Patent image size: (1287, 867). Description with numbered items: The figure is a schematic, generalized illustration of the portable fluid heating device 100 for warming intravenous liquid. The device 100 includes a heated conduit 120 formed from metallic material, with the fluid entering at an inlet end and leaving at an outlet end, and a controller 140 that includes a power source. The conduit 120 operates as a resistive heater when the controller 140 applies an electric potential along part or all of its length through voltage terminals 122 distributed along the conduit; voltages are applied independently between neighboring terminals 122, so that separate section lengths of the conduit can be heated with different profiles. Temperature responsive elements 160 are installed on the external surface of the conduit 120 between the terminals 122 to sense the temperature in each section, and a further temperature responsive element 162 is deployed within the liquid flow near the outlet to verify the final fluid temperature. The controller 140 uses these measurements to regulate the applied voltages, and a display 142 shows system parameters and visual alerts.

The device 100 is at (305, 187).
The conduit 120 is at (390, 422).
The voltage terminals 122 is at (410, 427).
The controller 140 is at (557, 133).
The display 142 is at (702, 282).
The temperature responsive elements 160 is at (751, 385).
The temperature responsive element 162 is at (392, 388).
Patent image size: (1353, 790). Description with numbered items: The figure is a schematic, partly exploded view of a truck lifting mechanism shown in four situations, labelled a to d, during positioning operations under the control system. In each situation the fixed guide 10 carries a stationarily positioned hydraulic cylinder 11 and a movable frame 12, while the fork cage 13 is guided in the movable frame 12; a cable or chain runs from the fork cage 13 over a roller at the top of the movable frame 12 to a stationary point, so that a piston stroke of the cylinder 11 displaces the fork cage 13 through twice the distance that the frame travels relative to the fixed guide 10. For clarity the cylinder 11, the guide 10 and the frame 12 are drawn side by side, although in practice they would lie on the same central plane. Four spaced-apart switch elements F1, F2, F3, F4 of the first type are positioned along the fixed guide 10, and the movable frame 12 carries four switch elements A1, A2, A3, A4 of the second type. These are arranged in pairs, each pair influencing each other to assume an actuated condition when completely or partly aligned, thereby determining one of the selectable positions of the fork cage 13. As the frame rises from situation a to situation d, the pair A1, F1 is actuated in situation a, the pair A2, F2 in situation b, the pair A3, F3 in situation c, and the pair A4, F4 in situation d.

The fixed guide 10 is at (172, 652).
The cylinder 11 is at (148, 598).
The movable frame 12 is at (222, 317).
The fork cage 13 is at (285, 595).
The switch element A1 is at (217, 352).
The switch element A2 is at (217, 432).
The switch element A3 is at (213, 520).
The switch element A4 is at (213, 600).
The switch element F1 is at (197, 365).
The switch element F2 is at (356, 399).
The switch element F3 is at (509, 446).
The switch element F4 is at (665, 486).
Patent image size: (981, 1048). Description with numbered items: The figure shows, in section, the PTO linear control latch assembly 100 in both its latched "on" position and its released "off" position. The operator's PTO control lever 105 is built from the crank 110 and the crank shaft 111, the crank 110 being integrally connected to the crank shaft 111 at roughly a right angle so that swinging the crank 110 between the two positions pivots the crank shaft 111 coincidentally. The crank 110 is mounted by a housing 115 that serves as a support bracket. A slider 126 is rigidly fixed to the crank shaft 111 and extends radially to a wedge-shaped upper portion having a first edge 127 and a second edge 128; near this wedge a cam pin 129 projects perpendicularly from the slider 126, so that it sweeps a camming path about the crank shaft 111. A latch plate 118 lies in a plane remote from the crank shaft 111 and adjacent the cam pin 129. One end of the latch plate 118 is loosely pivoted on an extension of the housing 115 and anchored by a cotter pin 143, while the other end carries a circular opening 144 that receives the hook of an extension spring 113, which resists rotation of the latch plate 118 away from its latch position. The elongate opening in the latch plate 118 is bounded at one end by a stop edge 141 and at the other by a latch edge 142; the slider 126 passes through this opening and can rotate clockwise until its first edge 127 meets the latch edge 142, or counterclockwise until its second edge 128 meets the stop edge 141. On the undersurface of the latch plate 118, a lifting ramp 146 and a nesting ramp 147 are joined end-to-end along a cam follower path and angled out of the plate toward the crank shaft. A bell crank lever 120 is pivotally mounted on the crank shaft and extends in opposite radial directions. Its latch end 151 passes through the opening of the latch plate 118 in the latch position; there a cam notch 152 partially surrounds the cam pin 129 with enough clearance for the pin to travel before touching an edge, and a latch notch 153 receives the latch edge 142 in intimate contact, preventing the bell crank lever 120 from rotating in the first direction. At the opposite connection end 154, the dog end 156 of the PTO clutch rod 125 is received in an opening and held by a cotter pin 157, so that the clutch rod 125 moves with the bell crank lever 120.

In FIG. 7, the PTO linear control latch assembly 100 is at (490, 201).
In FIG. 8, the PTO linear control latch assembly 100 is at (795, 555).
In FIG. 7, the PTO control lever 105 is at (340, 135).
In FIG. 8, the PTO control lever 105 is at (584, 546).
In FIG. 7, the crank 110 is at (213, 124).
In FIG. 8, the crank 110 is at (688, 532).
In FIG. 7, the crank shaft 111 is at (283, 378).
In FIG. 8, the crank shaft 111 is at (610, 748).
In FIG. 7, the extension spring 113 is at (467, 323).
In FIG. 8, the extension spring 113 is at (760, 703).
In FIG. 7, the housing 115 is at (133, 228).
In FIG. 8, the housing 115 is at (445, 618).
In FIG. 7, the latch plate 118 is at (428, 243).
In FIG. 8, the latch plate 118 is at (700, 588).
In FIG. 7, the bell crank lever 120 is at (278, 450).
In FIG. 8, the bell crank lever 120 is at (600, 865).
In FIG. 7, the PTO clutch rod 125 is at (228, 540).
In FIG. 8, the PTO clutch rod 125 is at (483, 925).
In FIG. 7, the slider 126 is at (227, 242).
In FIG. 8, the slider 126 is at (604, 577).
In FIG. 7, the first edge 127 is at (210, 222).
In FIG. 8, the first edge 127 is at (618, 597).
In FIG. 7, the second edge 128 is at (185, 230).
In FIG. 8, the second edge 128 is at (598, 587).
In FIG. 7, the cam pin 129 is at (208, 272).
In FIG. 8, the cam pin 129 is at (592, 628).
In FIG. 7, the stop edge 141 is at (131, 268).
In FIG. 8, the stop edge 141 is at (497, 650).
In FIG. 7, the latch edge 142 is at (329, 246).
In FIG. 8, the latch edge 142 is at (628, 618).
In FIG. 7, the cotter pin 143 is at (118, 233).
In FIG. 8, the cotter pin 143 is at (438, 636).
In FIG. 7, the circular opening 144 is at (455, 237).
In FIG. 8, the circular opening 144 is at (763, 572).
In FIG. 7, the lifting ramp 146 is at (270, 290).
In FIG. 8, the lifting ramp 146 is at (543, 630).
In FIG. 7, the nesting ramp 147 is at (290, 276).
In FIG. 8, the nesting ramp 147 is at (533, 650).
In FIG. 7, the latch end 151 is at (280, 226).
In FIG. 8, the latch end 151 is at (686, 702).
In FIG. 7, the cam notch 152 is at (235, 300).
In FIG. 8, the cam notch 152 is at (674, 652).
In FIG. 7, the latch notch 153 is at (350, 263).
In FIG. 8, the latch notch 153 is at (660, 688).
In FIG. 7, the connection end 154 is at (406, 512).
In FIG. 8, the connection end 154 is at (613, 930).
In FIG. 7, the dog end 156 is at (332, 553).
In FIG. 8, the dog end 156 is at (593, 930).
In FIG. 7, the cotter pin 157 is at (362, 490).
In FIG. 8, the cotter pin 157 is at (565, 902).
━━━
## WHAT YOU ARE ASKED TO DO:
Recast every line of the records above as a JSON list of strings, one string per line, leaving out blank lines.

## ANSWER TO THIS EXERCISE:
[
  "Patent image size: (1287, 867). Description with numbered items: The figure is a schematic, generalized illustration of the portable fluid heating device 100 for warming intravenous liquid. The device 100 includes a heated conduit 120 formed from metallic material, with the fluid entering at an inlet end and leaving at an outlet end, and a controller 140 that includes a power source. The conduit 120 operates as a resistive heater when the controller 140 applies an electric potential along part or all of its length through voltage terminals 122 distributed along the conduit; voltages are applied independently between neighboring terminals 122, so that separate section lengths of the conduit can be heated with different profiles. Temperature responsive elements 160 are installed on the external surface of the conduit 120 between the terminals 122 to sense the temperature in each section, and a further temperature responsive element 162 is deployed within the liquid flow near the outlet to verify the final fluid temperature. The controller 140 uses these measurements to regulate the applied voltages, and a display 142 shows system parameters and visual alerts.",
  "The device 100 is at (305, 187).",
  "The conduit 120 is at (390, 422).",
  "The voltage terminals 122 is at (410, 427).",
  "The controller 140 is at (557, 133).",
  "The display 142 is at (702, 282).",
  "The temperature responsive elements 160 is at (751, 385).",
  "The temperature responsive element 162 is at (392, 388).",
  "Patent image size: (1353, 790). Description with numbered items: The figure is a schematic, partly exploded view of a truck lifting mechanism shown in four situations, labelled a to d, during positioning operations under the control system. In each situation the fixed guide 10 carries a stationarily positioned hydraulic cylinder 11 and a movable frame 12, while the fork cage 13 is guided in the movable frame 12; a cable or chain runs from the fork cage 13 over a roller at the top of the movable frame 12 to a stationary point, so that a piston stroke of the cylinder 11 displaces the fork cage 13 through twice the distance that the frame travels relative to the fixed guide 10. For clarity the cylinder 11, the guide 10 and the frame 12 are drawn side by side, although in practice they would lie on the same central plane. Four spaced-apart switch elements F1, F2, F3, F4 of the first type are positioned along the fixed guide 10, and the movable frame 12 carries four switch elements A1, A2, A3, A4 of the second type. These are arranged in pairs, each pair influencing each other to assume an actuated condition when completely or partly aligned, thereby determining one of the selectable positions of the fork cage 13. As the frame rises from situation a to situation d, the pair A1, F1 is actuated in situation a, the pair A2, F2 in situation b, the pair A3, F3 in situation c, and the pair A4, F4 in situation d.",
  "The fixed guide 10 is at (172, 652).",
  "The cylinder 11 is at (148, 598).",
  "The movable frame 12 is at (222, 317).",
  "The fork cage 13 is at (285, 595).",
  "The switch element A1 is at (217, 352).",
  "The switch element A2 is at (217, 432).",
  "The switch element A3 is at (213, 520).",
  "The switch element A4 is at (213, 600).",
  "The switch element F1 is at (197, 365).",
  "The switch element F2 is at (356, 399).",
  "The switch element F3 is at (509, 446).",
  "The switch element F4 is at (665, 486).",
  "Patent image size: (981, 1048). Description with numbered items: The figure shows, in section, the PTO linear control latch assembly 100 in both its latched \"on\" position and its released \"off\" position. The operator's PTO control lever 105 is built from the crank 110 and the crank shaft 111, the crank 110 being integrally connected to the crank shaft 111 at roughly a right angle so that swinging the crank 110 between the two positions pivots the crank shaft 111 coincidentally. The crank 110 is mounted by a housing 115 that serves as a support bracket. A slider 126 is rigidly fixed to the crank shaft 111 and extends radially to a wedge-shaped upper portion having a first edge 127 and a second edge 128; near this wedge a cam pin 129 projects perpendicularly from the slider 126, so that it sweeps a camming path about the crank shaft 111. A latch plate 118 lies in a plane remote from the crank shaft 111 and adjacent the cam pin 129. One end of the latch plate 118 is loosely pivoted on an extension of the housing 115 and anchored by a cotter pin 143, while the other end carries a circular opening 144 that receives the hook of an extension spring 113, which resists rotation of the latch plate 118 away from its latch position. The elongate opening in the latch plate 118 is bounded at one end by a stop edge 141 and at the other by a latch edge 142; the slider 126 passes through this opening and can rotate clockwise until its first edge 127 meets the latch edge 142, or counterclockwise until its second edge 128 meets the stop edge 141. On the undersurface of the latch plate 118, a lifting ramp 146 and a nesting ramp 147 are joined end-to-end along a cam follower path and angled out of the plate toward the crank shaft. A bell crank lever 120 is pivotally mounted on the crank shaft and extends in opposite radial directions. Its latch end 151 passes through the opening of the latch plate 118 in the latch position; there a cam notch 152 partially surrounds the cam pin 129 with enough clearance for the pin to travel before touching an edge, and a latch notch 153 receives the latch edge 142 in intimate contact, preventing the bell crank lever 120 from rotating in the first direction. At the opposite connection end 154, the dog end 156 of the PTO clutch rod 125 is received in an opening and held by a cotter pin 157, so that the clutch rod 125 moves with the bell crank lever 120.",
  "In FIG. 7, the PTO linear control latch assembly 100 is at (490, 201).",
  "In FIG. 8, the PTO linear control latch assembly 100 is at (795, 555).",
  "In FIG. 7, the PTO control lever 105 is at (340, 135).",
  "In FIG. 8, the PTO control lever 105 is at (584, 546).",
  "In FIG. 7, the crank 110 is at (213, 124).",
  "In FIG. 8, the crank 110 is at (688, 532).",
  "In FIG. 7, the crank shaft 111 is at (283, 378).",
  "In FIG. 8, the crank shaft 111 is at (610, 748).",
  "In FIG. 7, the extension spring 113 is at (467, 323).",
  "In FIG. 8, the extension spring 113 is at (760, 703).",
  "In FIG. 7, the housing 115 is at (133, 228).",
  "In FIG. 8, the housing 115 is at (445, 618).",
  "In FIG. 7, the latch plate 118 is at (428, 243).",
  "In FIG. 8, the latch plate 118 is at (700, 588).",
  "In FIG. 7, the bell crank lever 120 is at (278, 450).",
  "In FIG. 8, the bell crank lever 120 is at (600, 865).",
  "In FIG. 7, the PTO clutch rod 125 is at (228, 540).",
  "In FIG. 8, the PTO clutch rod 125 is at (483, 925).",
  "In FIG. 7, the slider 126 is at (227, 242).",
  "In FIG. 8, the slider 126 is at (604, 577).",
  "In FIG. 7, the first edge 127 is at (210, 222).",
  "In FIG. 8, the first edge 127 is at (618, 597).",
  "In FIG. 7, the second edge 128 is at (185, 230).",
  "In FIG. 8, the second edge 128 is at (598, 587).",
  "In FIG. 7, the cam pin 129 is at (208, 272).",
  "In FIG. 8, the cam pin 129 is at (592, 628).",
  "In FIG. 7, the stop edge 141 is at (131, 268).",
  "In FIG. 8, the stop edge 141 is at (497, 650).",
  "In FIG. 7, the latch edge 142 is at (329, 246).",
  "In FIG. 8, the latch edge 142 is at (628, 618).",
  "In FIG. 7, the cotter pin 143 is at (118, 233).",
  "In FIG. 8, the cotter pin 143 is at (438, 636).",
  "In FIG. 7, the circular opening 144 is at (455, 237).",
  "In FIG. 8, the circular opening 144 is at (763, 572).",
  "In FIG. 7, the lifting ramp 146 is at (270, 290).",
  "In FIG. 8, the lifting ramp 146 is at (543, 630).",
  "In FIG. 7, the nesting ramp 147 is at (290, 276).",
  "In FIG. 8, the nesting ramp 147 is at (533, 650).",
  "In FIG. 7, the latch end 151 is at (280, 226).",
  "In FIG. 8, the latch end 151 is at (686, 702).",
  "In FIG. 7, the cam notch 152 is at (235, 300).",
  "In FIG. 8, the cam notch 152 is at (674, 652).",
  "In FIG. 7, the latch notch 153 is at (350, 263).",
  "In FIG. 8, the latch notch 153 is at (660, 688).",
  "In FIG. 7, the connection end 154 is at (406, 512).",
  "In FIG. 8, the connection end 154 is at (613, 930).",
  "In FIG. 7, the dog end 156 is at (332, 553).",
  "In FIG. 8, the dog end 156 is at (593, 930).",
  "In FIG. 7, the cotter pin 157 is at (362, 490).",
  "In FIG. 8, the cotter pin 157 is at (565, 902)."
]